EXCERPTED DATA |
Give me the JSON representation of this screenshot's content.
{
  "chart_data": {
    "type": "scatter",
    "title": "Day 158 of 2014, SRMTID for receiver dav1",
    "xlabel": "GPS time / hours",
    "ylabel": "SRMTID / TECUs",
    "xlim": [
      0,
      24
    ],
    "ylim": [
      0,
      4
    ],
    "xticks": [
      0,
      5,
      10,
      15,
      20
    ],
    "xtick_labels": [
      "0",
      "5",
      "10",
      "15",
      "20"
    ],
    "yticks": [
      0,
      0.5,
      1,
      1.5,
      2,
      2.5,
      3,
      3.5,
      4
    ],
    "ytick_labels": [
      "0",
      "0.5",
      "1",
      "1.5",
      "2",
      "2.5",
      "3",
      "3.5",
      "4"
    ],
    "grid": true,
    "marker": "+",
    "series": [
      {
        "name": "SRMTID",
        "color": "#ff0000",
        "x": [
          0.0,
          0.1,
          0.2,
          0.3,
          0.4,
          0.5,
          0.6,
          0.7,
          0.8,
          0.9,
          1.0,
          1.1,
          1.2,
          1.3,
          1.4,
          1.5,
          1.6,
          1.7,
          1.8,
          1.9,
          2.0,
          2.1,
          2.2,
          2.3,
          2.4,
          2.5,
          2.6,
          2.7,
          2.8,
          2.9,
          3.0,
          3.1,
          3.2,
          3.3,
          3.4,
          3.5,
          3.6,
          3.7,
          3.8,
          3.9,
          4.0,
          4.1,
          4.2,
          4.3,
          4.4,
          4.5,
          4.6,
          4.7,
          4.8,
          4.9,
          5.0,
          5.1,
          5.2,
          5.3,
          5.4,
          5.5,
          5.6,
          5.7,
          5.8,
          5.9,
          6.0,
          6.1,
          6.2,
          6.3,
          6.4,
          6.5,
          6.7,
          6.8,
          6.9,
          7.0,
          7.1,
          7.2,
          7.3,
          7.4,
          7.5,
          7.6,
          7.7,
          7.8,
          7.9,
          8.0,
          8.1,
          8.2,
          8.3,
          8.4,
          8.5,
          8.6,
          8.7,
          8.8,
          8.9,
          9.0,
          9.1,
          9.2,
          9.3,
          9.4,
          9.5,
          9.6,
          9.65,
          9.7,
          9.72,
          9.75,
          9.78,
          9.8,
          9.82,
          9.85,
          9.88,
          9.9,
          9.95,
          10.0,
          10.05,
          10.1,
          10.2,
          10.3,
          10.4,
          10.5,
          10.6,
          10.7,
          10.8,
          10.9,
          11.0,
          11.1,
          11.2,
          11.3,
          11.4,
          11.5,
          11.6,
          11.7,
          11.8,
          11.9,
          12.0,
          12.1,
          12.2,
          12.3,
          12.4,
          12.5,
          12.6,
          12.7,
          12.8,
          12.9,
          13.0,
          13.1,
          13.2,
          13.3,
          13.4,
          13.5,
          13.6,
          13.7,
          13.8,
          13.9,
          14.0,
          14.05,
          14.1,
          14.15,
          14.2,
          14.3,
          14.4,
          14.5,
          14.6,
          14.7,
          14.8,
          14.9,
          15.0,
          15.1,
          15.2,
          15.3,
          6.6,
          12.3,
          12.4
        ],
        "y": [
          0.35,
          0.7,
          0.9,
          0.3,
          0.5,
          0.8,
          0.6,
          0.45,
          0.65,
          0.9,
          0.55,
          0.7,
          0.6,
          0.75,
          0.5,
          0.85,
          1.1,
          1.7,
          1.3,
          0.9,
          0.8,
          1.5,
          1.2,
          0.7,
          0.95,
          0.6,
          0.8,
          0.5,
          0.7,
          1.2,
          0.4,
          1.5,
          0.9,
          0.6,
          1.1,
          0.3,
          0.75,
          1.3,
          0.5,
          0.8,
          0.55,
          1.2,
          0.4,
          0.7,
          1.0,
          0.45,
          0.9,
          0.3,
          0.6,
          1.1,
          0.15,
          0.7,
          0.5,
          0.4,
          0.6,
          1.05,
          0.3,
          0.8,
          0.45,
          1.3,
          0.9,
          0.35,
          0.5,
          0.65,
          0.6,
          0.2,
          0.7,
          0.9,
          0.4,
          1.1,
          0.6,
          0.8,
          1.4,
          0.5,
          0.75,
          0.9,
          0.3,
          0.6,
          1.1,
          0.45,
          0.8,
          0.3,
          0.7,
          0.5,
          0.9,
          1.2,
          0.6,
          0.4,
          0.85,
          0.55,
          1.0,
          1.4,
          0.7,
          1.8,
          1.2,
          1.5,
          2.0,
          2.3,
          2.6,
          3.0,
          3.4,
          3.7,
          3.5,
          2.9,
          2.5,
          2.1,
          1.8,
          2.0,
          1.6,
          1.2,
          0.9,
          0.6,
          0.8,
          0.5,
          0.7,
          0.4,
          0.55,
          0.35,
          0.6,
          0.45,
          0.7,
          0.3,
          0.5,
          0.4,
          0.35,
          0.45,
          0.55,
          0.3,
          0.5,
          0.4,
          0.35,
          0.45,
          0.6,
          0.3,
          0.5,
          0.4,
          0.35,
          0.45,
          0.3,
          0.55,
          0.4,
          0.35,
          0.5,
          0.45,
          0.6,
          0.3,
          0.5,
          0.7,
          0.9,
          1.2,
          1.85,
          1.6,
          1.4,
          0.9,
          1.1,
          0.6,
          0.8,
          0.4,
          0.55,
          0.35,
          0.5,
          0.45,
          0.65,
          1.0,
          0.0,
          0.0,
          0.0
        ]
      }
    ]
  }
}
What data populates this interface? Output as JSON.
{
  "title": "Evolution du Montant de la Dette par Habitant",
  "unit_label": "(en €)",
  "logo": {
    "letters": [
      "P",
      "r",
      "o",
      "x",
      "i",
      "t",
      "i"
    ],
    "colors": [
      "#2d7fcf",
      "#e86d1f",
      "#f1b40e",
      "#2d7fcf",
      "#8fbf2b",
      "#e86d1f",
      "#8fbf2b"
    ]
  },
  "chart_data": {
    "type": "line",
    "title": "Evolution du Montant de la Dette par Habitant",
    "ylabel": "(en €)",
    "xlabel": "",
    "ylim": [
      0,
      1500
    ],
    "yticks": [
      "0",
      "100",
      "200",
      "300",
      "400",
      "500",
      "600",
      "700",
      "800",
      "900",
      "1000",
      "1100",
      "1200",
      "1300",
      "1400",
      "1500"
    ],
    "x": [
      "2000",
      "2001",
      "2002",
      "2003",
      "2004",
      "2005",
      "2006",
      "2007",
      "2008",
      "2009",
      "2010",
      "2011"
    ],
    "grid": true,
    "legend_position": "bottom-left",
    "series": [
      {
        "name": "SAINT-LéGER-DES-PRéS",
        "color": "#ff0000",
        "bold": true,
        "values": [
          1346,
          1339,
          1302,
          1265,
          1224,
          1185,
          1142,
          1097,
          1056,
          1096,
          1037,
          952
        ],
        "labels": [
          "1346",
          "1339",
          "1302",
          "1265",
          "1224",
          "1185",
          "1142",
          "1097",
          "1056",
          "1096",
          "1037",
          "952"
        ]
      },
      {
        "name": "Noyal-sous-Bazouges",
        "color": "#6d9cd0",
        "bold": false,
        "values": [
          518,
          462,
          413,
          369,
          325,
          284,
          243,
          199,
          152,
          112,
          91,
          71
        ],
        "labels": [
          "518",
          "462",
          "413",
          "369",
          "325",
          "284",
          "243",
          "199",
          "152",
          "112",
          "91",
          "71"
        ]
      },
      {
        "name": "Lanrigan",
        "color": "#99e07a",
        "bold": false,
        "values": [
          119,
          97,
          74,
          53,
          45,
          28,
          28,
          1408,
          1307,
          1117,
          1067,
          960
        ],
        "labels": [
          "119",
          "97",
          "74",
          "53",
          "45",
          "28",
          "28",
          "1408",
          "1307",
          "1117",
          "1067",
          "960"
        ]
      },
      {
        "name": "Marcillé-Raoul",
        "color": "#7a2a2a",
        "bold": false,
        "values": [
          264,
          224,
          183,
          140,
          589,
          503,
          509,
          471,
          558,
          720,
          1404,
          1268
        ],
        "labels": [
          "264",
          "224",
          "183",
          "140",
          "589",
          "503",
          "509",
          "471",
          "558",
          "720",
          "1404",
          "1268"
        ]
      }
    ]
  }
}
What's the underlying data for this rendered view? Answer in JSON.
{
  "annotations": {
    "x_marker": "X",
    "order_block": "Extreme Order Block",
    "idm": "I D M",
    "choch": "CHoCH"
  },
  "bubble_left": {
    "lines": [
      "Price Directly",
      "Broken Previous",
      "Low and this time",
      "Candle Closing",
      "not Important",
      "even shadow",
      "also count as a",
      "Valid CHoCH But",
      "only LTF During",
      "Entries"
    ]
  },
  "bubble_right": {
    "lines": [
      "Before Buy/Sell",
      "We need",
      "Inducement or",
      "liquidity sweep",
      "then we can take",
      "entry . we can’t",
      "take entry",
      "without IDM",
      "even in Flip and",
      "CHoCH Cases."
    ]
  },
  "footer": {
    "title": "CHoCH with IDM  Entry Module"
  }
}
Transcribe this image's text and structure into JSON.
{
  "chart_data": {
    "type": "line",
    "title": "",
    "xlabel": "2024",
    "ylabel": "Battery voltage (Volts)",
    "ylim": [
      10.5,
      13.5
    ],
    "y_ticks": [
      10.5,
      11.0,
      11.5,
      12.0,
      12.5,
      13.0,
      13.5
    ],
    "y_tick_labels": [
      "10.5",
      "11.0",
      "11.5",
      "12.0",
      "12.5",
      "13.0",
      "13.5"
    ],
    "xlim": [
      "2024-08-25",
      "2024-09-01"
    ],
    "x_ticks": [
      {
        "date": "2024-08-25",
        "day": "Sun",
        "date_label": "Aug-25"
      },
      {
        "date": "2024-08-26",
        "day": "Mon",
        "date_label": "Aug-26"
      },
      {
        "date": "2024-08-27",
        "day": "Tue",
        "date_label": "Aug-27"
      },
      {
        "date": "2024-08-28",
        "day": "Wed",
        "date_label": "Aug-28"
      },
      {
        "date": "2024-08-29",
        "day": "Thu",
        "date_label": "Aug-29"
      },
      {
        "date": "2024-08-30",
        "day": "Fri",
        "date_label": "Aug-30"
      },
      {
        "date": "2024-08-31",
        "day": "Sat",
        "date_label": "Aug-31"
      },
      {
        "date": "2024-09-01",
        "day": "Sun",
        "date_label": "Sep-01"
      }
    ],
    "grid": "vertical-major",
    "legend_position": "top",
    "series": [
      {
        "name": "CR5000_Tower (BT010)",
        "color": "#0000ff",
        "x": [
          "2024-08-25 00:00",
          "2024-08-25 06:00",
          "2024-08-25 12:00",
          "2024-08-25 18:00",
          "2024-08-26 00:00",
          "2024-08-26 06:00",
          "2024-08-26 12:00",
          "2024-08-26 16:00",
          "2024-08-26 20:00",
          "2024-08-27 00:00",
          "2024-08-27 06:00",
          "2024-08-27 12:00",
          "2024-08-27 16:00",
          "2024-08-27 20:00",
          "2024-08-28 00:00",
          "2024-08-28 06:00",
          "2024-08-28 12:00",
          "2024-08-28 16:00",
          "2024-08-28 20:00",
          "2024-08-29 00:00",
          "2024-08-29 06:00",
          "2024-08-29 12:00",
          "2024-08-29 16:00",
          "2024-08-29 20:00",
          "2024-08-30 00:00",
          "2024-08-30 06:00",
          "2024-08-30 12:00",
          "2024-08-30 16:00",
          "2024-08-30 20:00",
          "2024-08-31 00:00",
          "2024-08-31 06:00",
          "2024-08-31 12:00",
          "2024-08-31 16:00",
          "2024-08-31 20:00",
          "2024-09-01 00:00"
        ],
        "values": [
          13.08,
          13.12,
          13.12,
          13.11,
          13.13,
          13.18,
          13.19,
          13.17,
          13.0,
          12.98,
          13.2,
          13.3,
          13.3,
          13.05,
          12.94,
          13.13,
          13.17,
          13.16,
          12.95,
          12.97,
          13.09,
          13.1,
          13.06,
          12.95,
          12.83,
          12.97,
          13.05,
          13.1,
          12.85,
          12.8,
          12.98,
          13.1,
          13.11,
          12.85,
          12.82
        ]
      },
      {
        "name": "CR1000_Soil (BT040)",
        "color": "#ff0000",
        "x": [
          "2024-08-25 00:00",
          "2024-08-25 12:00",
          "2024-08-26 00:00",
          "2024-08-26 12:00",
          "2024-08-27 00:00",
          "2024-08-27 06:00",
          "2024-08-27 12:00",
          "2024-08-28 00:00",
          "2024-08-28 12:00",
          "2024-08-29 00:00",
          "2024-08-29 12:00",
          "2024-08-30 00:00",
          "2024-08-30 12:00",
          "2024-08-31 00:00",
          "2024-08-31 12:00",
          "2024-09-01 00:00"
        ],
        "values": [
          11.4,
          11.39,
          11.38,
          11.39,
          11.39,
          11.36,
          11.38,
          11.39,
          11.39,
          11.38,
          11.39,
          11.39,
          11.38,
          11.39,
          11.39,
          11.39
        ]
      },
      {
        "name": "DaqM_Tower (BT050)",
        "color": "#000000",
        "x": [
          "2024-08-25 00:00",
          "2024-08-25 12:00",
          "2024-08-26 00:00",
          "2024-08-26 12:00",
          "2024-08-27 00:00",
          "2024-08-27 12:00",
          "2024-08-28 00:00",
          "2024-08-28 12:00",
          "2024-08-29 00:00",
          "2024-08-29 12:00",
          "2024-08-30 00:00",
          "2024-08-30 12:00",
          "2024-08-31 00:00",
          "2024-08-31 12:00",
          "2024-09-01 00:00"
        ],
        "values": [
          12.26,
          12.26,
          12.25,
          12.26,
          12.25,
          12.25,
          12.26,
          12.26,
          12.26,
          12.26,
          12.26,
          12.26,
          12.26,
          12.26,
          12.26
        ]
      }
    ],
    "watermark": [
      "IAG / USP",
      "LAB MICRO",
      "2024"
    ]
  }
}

AIM OF THE TASK | Show all lines in the entries above where the word "time" appears.

OUTPUT OF THE EXERCISE |
    "xlabel": "GPS time / hours",
      "Low and this time",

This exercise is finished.